(Records)
______________________________

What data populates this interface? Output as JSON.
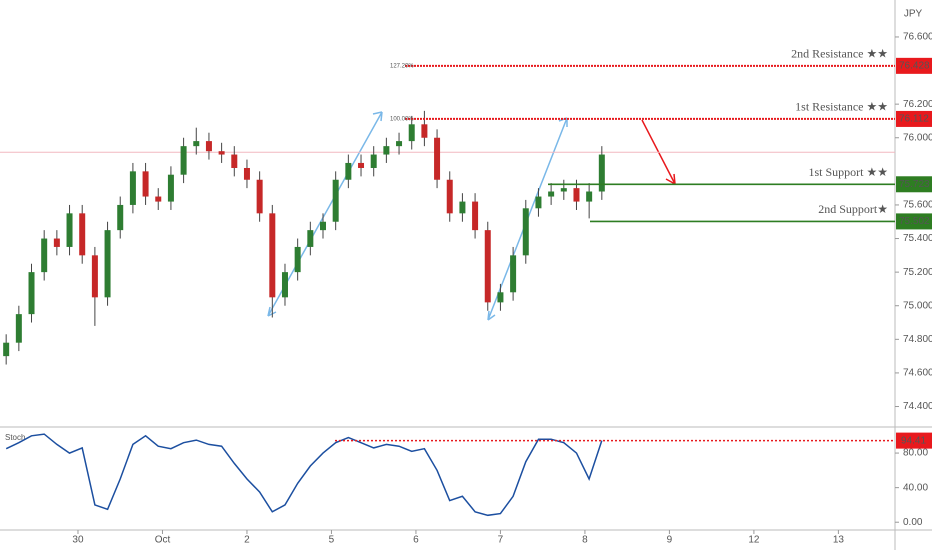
{
  "chart_data": [
    {
      "type": "candlestick",
      "currency": "JPY",
      "x": [
        0.15,
        0.3,
        0.45,
        0.6,
        0.75,
        0.9,
        1.05,
        1.2,
        1.35,
        1.5,
        1.65,
        1.8,
        1.95,
        2.1,
        2.25,
        2.4,
        2.55,
        2.7,
        2.85,
        3,
        3.15,
        3.3,
        3.45,
        3.6,
        3.75,
        3.9,
        4.05,
        4.2,
        4.35,
        4.5,
        4.65,
        4.8,
        4.95,
        5.1,
        5.25,
        5.4,
        5.55,
        5.7,
        5.85,
        6,
        6.15,
        6.3,
        6.45,
        6.6,
        6.75,
        6.9,
        7.05,
        7.2
      ],
      "open": [
        74.7,
        74.78,
        74.95,
        75.2,
        75.4,
        75.35,
        75.55,
        75.3,
        75.05,
        75.45,
        75.6,
        75.8,
        75.65,
        75.62,
        75.78,
        75.95,
        75.98,
        75.92,
        75.9,
        75.82,
        75.75,
        75.55,
        75.05,
        75.2,
        75.35,
        75.45,
        75.5,
        75.75,
        75.85,
        75.82,
        75.9,
        75.95,
        75.98,
        76.08,
        76.0,
        75.75,
        75.55,
        75.62,
        75.45,
        75.02,
        75.08,
        75.3,
        75.58,
        75.65,
        75.68,
        75.7,
        75.62,
        75.68
      ],
      "high": [
        74.83,
        75.0,
        75.25,
        75.45,
        75.45,
        75.6,
        75.6,
        75.35,
        75.5,
        75.65,
        75.85,
        75.85,
        75.7,
        75.83,
        76.0,
        76.06,
        76.03,
        75.97,
        75.95,
        75.87,
        75.8,
        75.6,
        75.25,
        75.4,
        75.5,
        75.55,
        75.8,
        75.9,
        75.9,
        75.95,
        76.0,
        76.03,
        76.13,
        76.16,
        76.05,
        75.8,
        75.67,
        75.67,
        75.5,
        75.13,
        75.35,
        75.63,
        75.7,
        75.73,
        75.75,
        75.75,
        75.73,
        75.95
      ],
      "low": [
        74.65,
        74.73,
        74.9,
        75.15,
        75.3,
        75.3,
        75.25,
        74.88,
        75.0,
        75.4,
        75.55,
        75.6,
        75.57,
        75.57,
        75.73,
        75.9,
        75.87,
        75.85,
        75.77,
        75.7,
        75.5,
        74.93,
        75.0,
        75.15,
        75.3,
        75.4,
        75.45,
        75.7,
        75.77,
        75.77,
        75.85,
        75.9,
        75.93,
        75.95,
        75.7,
        75.5,
        75.5,
        75.4,
        74.97,
        74.97,
        75.03,
        75.25,
        75.53,
        75.6,
        75.63,
        75.57,
        75.52,
        75.63
      ],
      "close": [
        74.78,
        74.95,
        75.2,
        75.4,
        75.35,
        75.55,
        75.3,
        75.05,
        75.45,
        75.6,
        75.8,
        75.65,
        75.62,
        75.78,
        75.95,
        75.98,
        75.92,
        75.9,
        75.82,
        75.75,
        75.55,
        75.05,
        75.2,
        75.35,
        75.45,
        75.5,
        75.75,
        75.85,
        75.82,
        75.9,
        75.95,
        75.98,
        76.08,
        76.0,
        75.75,
        75.55,
        75.62,
        75.45,
        75.02,
        75.08,
        75.3,
        75.58,
        75.65,
        75.68,
        75.7,
        75.62,
        75.68,
        75.9
      ],
      "up_color": "#2e7d32",
      "down_color": "#c62828",
      "last_price": 75.914,
      "xlim": [
        0.077,
        10.67
      ],
      "xticks": [
        {
          "value": 1,
          "label": "30"
        },
        {
          "value": 2,
          "label": "Oct"
        },
        {
          "value": 3,
          "label": "2"
        },
        {
          "value": 4,
          "label": "5"
        },
        {
          "value": 5,
          "label": "6"
        },
        {
          "value": 6,
          "label": "7"
        },
        {
          "value": 7,
          "label": "8"
        },
        {
          "value": 8,
          "label": "9"
        },
        {
          "value": 9,
          "label": "12"
        },
        {
          "value": 10,
          "label": "13"
        }
      ],
      "ylim": [
        74.29,
        76.82
      ],
      "yticks": [
        {
          "value": 76.6,
          "label": "76.600"
        },
        {
          "value": 76.2,
          "label": "76.200"
        },
        {
          "value": 76.0,
          "label": "76.000"
        },
        {
          "value": 75.6,
          "label": "75.600"
        },
        {
          "value": 75.4,
          "label": "75.400"
        },
        {
          "value": 75.2,
          "label": "75.200"
        },
        {
          "value": 75.0,
          "label": "75.000"
        },
        {
          "value": 74.8,
          "label": "74.800"
        },
        {
          "value": 74.6,
          "label": "74.600"
        },
        {
          "value": 74.4,
          "label": "74.400"
        }
      ],
      "levels": [
        {
          "name": "2nd Resistance ★★",
          "value": 76.428,
          "label": "76.428",
          "color": "#e8191d"
        },
        {
          "name": "1st Resistance ★★",
          "value": 76.112,
          "label": "76.112",
          "color": "#e8191d"
        },
        {
          "name": "1st Support ★★",
          "value": 75.723,
          "label": "75.723",
          "color": "#2e7d22"
        },
        {
          "name": "2nd Support★",
          "value": 75.502,
          "label": "75.502",
          "color": "#2e7d22"
        }
      ],
      "fib_labels": [
        "127.20%",
        "100.00%"
      ]
    },
    {
      "type": "line",
      "title": "Stoch",
      "color": "#1c4fa0",
      "values": [
        85,
        92,
        100,
        102,
        90,
        80,
        86,
        20,
        15,
        50,
        90,
        100,
        88,
        85,
        92,
        95,
        90,
        88,
        68,
        50,
        35,
        12,
        20,
        45,
        65,
        80,
        92,
        98,
        92,
        86,
        90,
        88,
        82,
        85,
        60,
        25,
        30,
        12,
        8,
        10,
        30,
        70,
        96,
        96,
        92,
        80,
        50,
        94.41
      ],
      "last_color": "#e8191d",
      "ylim": [
        -9,
        109
      ],
      "yticks": [
        {
          "value": 80,
          "label": "80.00"
        },
        {
          "value": 40,
          "label": "40.00"
        },
        {
          "value": 0,
          "label": "0.00"
        }
      ]
    }
  ]
}
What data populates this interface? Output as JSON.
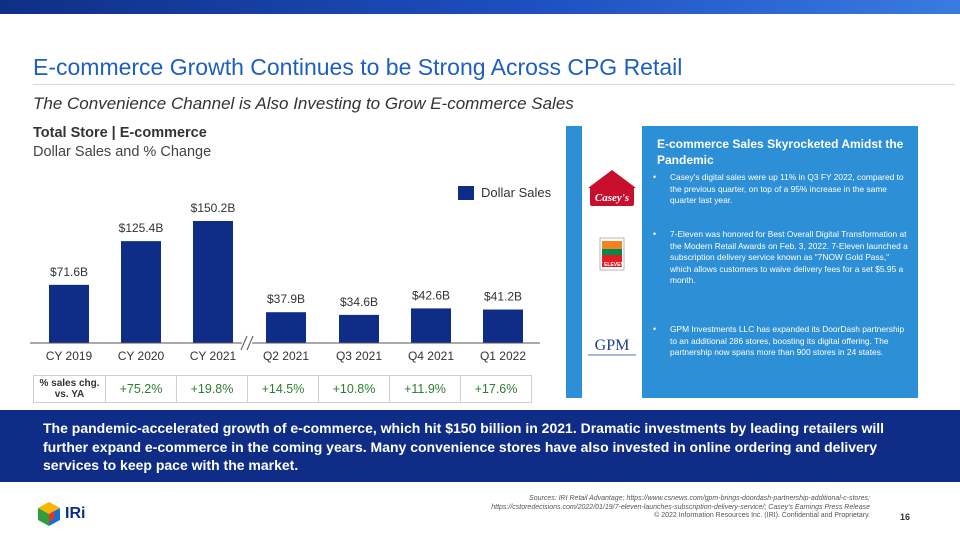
{
  "slide": {
    "title": "E-commerce Growth Continues to be Strong Across CPG Retail",
    "subtitle": "The Convenience Channel is Also Investing to Grow E-commerce Sales",
    "page_number": "16"
  },
  "chart_data": {
    "type": "bar",
    "title": "Total Store | E-commerce",
    "subtitle": "Dollar Sales and % Change",
    "categories": [
      "CY 2019",
      "CY 2020",
      "CY 2021",
      "Q2 2021",
      "Q3 2021",
      "Q4 2021",
      "Q1 2022"
    ],
    "series": [
      {
        "name": "Dollar Sales",
        "values": [
          71.6,
          125.4,
          150.2,
          37.9,
          34.6,
          42.6,
          41.2
        ],
        "labels": [
          "$71.6B",
          "$125.4B",
          "$150.2B",
          "$37.9B",
          "$34.6B",
          "$42.6B",
          "$41.2B"
        ]
      }
    ],
    "axis_break_after": "CY 2021",
    "groups": [
      {
        "categories": [
          "CY 2019",
          "CY 2020",
          "CY 2021"
        ],
        "ylim": [
          0,
          150.2
        ]
      },
      {
        "categories": [
          "Q2 2021",
          "Q3 2021",
          "Q4 2021",
          "Q1 2022"
        ],
        "ylim": [
          0,
          150.2
        ]
      }
    ],
    "legend_position": "top-right",
    "bar_color": "#0f2d87",
    "grid": false,
    "pct_change_label": "% sales chg. vs. YA",
    "pct_change": [
      "+75.2%",
      "+19.8%",
      "+14.5%",
      "+10.8%",
      "+11.9%",
      "+17.6%"
    ]
  },
  "panel": {
    "heading": "E-commerce Sales Skyrocketed Amidst the Pandemic",
    "logos": [
      {
        "name": "caseys-logo",
        "text": "Casey's"
      },
      {
        "name": "seven-eleven-logo",
        "text": "7 ELEVEN"
      },
      {
        "name": "gpm-logo",
        "text": "GPM"
      }
    ],
    "bullets": [
      "Casey's digital sales were up 11% in Q3 FY 2022, compared to the previous quarter, on top of a 95% increase in the same quarter last year.",
      "7-Eleven was honored for Best Overall Digital Transformation at the Modern Retail Awards on Feb. 3, 2022. 7-Eleven launched a subscription delivery service known as \"7NOW Gold Pass,\" which allows customers to waive delivery fees for a set $5.95 a month.",
      "GPM Investments LLC has expanded its DoorDash partnership to an additional 286 stores, boosting its digital offering. The partnership now spans more than 900 stores in 24 states."
    ],
    "bg_color": "#2d8fd6"
  },
  "footer": {
    "text": "The pandemic-accelerated growth of e-commerce, which hit $150 billion in 2021. Dramatic investments by leading retailers will further expand e-commerce in the coming years. Many convenience stores have also invested in online ordering and delivery services to keep pace with the market.",
    "sources_line1": "Sources: IRI Retail Advantage; https://www.csnews.com/gpm-brings-doordash-partnership-additional-c-stores;",
    "sources_line2": "https://cstoredecisions.com/2022/01/19/7-eleven-launches-subscription-delivery-service/; Casey's Earnings Press Release",
    "copyright": "© 2022 Information Resources Inc. (IRI). Confidential and Proprietary.",
    "brand": "IRi"
  }
}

______________________________

Short problem: All lines holding the word "additional" should be picked out and copied.

Solution for this problem:
      "GPM Investments LLC has expanded its DoorDash partnership to an additional 286 stores, boosting its digital offering. The partnership now spans more than 900 stores in 24 states."
    "sources_line1": "Sources: IRI Retail Advantage; https://www.csnews.com/gpm-brings-doordash-partnership-additional-c-stores;",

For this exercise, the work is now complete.